EXERCISE:
Go through the data below and gather each line containing "screenshot".
··· MATERIAL PROVIDED
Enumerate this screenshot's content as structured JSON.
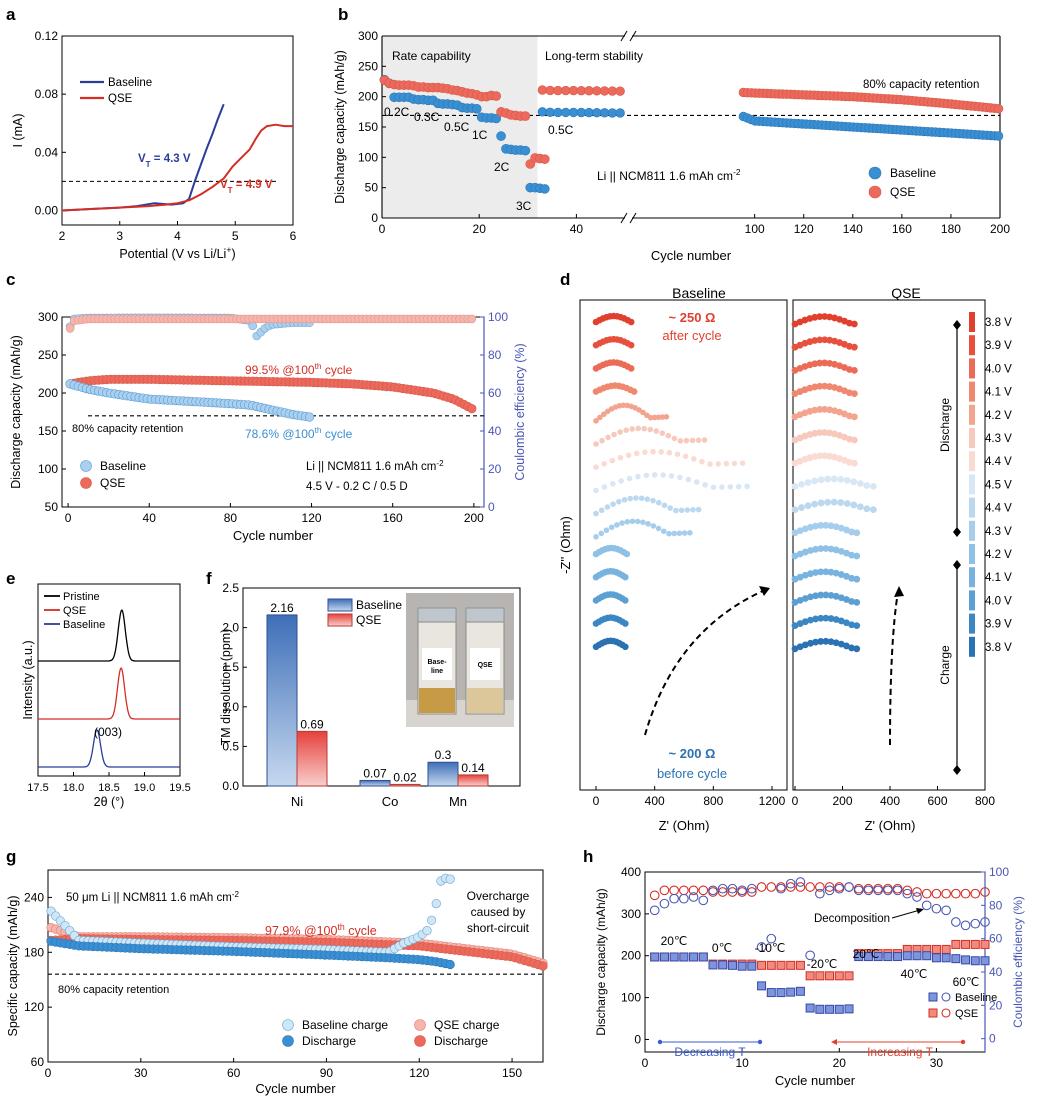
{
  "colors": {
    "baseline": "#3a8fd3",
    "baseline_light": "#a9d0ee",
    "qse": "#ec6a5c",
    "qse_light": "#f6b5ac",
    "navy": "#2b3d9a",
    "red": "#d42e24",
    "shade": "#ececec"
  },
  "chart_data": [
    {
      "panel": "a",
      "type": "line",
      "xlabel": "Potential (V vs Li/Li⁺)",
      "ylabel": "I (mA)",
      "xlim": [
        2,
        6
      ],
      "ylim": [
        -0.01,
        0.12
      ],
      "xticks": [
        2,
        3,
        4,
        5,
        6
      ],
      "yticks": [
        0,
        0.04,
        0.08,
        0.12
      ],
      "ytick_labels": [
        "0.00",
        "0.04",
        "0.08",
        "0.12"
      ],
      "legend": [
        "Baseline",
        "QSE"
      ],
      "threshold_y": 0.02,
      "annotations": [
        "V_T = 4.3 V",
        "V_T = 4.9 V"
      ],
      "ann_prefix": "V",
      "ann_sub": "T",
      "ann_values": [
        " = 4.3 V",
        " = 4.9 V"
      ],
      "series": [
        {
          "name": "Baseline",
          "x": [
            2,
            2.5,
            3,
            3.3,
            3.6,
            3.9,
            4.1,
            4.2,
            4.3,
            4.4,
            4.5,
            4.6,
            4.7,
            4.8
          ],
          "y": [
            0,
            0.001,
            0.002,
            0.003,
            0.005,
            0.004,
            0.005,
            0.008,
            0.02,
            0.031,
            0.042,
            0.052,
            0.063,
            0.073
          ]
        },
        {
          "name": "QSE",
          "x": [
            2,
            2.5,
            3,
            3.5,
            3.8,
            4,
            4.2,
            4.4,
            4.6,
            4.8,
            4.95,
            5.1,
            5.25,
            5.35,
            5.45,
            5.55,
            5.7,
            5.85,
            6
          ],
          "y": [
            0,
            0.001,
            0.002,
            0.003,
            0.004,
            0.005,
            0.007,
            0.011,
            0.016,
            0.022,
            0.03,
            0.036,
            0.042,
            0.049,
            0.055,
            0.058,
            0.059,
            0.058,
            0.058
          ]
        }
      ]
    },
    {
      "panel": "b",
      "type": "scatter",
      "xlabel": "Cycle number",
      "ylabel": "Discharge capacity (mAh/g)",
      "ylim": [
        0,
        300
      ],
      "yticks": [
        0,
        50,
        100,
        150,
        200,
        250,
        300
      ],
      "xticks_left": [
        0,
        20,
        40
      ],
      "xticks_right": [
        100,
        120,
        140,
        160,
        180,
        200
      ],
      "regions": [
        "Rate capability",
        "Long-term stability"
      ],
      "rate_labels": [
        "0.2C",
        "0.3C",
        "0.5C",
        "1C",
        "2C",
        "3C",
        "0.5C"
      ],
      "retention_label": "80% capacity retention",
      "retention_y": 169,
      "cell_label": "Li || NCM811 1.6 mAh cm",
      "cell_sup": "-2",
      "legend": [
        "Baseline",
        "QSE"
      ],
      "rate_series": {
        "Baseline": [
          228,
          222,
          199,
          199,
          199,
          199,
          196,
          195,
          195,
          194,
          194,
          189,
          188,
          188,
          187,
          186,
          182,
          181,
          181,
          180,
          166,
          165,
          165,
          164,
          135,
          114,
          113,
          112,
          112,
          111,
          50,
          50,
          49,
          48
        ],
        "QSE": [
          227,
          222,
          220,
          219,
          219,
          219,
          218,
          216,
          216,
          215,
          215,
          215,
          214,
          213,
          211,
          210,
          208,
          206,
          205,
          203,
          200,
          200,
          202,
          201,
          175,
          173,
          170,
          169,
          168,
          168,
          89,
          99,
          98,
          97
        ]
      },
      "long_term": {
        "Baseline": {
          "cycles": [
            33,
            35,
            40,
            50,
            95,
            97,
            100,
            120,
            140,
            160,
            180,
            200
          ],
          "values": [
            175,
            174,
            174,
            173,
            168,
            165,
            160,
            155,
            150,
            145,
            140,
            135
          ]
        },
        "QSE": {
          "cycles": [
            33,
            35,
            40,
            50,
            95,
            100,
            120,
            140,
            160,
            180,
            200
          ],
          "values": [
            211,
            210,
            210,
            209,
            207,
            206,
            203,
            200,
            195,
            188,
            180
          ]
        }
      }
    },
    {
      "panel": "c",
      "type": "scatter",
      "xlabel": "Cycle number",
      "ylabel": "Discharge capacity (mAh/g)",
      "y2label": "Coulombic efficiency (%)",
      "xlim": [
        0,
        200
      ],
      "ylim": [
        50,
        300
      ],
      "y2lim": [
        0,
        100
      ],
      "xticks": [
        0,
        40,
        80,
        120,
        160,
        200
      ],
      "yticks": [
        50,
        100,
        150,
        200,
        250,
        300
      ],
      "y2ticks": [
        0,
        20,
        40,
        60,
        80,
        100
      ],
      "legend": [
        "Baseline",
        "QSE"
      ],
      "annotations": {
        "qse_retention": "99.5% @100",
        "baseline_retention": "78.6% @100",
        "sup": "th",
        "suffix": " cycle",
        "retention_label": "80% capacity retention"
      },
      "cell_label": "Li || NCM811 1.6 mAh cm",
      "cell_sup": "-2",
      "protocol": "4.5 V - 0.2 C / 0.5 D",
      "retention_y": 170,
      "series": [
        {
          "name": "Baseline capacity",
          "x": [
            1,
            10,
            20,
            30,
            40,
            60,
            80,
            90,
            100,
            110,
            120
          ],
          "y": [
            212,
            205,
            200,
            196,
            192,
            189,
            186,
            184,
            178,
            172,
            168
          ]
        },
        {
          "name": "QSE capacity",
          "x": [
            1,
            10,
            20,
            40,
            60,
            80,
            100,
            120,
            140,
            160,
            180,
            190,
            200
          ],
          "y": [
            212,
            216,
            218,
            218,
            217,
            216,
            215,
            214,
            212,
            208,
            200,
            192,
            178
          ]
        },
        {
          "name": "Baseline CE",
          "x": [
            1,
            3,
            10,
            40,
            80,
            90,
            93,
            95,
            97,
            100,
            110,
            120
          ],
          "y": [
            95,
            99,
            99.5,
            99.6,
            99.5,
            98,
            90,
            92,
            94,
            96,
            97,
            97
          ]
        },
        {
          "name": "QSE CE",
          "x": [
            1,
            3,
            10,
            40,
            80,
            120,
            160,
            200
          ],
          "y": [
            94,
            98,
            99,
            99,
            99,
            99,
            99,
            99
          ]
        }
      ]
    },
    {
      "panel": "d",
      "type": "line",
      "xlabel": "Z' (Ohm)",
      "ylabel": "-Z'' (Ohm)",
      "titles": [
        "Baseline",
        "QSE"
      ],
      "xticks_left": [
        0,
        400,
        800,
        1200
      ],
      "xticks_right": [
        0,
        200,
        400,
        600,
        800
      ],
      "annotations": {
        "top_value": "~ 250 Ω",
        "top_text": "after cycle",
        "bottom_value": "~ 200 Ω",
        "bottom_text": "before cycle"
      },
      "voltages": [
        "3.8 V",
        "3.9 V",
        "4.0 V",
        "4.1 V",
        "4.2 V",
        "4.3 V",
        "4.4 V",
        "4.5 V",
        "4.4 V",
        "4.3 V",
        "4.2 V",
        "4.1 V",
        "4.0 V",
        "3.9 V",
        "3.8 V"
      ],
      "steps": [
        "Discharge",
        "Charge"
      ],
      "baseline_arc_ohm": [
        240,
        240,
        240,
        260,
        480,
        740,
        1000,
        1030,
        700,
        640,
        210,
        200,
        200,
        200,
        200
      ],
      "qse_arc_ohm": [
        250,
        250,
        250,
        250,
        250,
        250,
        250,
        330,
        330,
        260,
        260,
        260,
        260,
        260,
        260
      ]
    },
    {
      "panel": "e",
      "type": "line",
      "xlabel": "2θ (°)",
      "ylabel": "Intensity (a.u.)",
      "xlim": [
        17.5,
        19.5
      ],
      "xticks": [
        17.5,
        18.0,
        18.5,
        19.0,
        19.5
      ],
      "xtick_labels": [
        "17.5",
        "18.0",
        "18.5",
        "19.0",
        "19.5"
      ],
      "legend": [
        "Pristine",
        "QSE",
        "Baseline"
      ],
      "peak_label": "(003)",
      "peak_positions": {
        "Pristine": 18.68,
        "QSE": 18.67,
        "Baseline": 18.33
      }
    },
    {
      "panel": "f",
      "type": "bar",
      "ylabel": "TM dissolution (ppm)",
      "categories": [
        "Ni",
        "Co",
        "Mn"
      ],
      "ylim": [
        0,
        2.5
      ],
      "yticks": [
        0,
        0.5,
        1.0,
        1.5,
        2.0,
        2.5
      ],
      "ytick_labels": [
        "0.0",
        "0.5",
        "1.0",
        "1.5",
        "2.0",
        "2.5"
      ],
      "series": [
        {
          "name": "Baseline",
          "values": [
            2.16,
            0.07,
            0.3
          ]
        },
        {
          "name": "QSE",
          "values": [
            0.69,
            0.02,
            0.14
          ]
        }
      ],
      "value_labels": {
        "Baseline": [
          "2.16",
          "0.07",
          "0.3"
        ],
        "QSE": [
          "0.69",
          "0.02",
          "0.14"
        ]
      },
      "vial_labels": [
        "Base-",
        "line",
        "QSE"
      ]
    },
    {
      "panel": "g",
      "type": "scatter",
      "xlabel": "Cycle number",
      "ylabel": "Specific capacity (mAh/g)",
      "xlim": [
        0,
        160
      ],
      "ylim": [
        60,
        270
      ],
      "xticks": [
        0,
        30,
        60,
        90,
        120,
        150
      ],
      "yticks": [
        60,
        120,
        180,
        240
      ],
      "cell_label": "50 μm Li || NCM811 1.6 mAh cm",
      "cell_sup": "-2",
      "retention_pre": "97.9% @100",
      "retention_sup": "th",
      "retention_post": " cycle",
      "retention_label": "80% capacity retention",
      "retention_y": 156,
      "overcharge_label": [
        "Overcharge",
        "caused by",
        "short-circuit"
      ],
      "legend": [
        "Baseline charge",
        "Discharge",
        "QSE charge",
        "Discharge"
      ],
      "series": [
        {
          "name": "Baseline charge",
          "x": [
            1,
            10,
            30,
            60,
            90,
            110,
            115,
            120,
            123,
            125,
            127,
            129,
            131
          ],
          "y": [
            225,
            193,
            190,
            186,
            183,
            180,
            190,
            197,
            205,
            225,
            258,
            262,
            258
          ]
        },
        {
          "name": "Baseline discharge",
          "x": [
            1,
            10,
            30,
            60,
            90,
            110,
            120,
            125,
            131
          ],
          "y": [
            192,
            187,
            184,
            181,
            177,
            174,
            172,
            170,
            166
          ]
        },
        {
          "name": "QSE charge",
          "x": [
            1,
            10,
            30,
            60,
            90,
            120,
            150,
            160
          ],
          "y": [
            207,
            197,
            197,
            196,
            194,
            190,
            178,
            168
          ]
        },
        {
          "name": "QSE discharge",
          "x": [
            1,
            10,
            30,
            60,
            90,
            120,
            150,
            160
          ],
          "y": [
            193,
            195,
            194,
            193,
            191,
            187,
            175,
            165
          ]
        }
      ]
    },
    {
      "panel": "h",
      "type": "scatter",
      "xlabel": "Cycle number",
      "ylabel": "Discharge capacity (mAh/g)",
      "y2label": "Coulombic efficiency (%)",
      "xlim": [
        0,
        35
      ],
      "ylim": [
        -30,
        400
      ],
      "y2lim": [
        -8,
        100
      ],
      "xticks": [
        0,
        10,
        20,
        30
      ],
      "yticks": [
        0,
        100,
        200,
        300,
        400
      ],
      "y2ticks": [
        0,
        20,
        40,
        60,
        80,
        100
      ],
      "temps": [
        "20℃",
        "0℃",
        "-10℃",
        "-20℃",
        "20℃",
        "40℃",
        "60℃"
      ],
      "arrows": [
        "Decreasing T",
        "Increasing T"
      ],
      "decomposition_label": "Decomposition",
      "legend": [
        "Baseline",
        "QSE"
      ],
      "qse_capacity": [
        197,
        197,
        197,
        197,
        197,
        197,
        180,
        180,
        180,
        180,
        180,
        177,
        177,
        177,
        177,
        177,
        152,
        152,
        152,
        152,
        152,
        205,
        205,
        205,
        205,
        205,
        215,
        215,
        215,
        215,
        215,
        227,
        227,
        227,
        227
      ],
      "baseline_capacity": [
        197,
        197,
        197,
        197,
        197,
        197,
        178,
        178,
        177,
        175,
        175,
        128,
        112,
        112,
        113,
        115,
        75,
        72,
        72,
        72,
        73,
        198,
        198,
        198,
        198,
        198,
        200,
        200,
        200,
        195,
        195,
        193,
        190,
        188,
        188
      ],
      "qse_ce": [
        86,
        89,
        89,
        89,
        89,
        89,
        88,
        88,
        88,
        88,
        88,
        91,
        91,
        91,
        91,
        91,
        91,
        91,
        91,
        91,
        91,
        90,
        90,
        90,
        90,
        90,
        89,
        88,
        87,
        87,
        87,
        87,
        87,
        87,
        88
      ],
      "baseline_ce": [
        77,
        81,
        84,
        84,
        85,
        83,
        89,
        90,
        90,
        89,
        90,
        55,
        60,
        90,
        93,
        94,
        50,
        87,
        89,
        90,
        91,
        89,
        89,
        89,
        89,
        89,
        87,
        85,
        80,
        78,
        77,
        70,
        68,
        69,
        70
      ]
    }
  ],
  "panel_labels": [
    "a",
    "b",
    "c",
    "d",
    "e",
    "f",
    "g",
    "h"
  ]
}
······
··· MATERIAL PROVIDED
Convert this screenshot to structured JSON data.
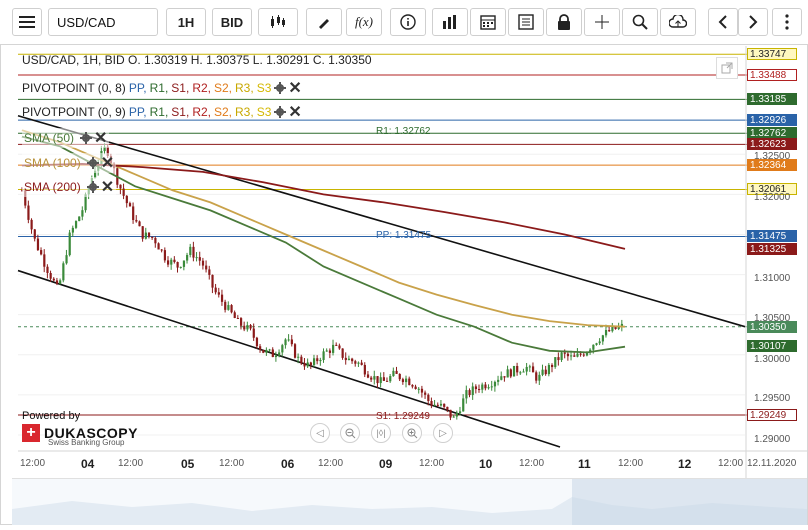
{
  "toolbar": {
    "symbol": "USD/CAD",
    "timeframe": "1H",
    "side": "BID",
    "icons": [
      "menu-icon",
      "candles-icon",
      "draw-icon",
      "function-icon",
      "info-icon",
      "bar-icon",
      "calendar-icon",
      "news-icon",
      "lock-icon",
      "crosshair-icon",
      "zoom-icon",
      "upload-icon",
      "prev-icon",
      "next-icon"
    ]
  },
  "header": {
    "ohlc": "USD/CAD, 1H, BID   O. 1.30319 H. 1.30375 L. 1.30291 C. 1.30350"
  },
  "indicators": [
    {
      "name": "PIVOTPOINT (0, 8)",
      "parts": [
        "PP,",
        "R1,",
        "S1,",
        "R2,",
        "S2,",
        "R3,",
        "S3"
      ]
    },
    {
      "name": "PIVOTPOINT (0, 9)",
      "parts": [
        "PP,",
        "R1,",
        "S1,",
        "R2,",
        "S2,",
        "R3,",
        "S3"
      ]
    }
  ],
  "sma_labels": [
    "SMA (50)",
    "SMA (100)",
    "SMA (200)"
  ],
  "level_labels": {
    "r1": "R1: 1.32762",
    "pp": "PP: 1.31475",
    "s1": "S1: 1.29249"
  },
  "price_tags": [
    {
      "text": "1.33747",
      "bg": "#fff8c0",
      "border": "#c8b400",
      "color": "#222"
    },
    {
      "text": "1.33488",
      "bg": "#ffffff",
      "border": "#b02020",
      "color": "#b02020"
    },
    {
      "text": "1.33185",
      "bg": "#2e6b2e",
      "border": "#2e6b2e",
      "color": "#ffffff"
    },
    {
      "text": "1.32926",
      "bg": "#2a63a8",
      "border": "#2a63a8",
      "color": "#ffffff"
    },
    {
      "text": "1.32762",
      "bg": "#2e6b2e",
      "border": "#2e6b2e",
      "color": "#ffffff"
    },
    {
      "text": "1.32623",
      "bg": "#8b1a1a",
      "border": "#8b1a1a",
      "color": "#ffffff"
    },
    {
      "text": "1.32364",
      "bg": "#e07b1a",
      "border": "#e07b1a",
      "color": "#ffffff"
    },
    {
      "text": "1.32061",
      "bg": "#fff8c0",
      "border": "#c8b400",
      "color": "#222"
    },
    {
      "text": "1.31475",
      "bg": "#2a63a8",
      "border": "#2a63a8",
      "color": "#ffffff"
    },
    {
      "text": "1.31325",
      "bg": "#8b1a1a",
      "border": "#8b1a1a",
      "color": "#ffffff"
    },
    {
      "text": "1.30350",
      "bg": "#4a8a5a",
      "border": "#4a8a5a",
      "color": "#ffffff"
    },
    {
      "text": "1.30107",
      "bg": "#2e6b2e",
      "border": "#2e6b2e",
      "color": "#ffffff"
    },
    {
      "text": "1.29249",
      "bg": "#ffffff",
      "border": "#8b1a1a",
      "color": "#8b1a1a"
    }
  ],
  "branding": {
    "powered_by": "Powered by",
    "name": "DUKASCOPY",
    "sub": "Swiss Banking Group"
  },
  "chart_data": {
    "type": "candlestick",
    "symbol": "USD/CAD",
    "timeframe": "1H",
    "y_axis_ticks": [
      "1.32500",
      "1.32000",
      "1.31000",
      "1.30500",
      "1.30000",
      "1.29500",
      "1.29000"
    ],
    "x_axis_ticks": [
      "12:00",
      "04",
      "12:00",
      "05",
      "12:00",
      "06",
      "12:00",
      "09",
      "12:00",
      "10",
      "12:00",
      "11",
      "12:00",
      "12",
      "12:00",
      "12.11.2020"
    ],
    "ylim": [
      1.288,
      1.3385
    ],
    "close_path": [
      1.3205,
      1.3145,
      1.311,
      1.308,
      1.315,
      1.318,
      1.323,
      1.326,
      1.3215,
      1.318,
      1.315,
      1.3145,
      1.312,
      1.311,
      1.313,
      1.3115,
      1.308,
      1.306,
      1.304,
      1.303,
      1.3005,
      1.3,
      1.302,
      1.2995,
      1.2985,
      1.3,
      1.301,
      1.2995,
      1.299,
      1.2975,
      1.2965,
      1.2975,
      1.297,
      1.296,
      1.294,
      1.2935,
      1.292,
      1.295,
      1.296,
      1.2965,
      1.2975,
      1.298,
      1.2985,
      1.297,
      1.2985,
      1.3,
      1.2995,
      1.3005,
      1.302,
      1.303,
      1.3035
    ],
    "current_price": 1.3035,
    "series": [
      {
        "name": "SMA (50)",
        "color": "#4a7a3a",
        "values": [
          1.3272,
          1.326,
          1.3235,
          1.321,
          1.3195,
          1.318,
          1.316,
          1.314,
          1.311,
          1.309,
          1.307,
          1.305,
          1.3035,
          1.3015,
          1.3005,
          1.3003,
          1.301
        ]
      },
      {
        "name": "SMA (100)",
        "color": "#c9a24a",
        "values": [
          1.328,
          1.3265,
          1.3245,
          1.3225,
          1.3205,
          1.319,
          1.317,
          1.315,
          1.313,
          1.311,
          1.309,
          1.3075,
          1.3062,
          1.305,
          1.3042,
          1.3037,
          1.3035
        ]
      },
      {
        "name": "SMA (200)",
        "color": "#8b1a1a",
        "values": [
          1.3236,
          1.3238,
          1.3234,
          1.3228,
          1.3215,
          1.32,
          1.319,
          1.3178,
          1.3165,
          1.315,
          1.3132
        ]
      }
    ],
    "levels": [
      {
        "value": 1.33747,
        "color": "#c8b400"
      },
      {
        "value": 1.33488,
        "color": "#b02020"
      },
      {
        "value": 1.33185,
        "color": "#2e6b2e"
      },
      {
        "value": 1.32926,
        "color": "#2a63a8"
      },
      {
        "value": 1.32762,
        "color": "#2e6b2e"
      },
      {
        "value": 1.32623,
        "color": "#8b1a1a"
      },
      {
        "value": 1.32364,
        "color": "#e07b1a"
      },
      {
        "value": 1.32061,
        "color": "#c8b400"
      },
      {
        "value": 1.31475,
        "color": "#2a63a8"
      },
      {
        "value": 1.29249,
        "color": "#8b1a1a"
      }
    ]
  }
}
······
RESPONSE TO THIS TASK:
Enumerate this screenshot's content as structured JSON.
Convert this screenshot to structured JSON data.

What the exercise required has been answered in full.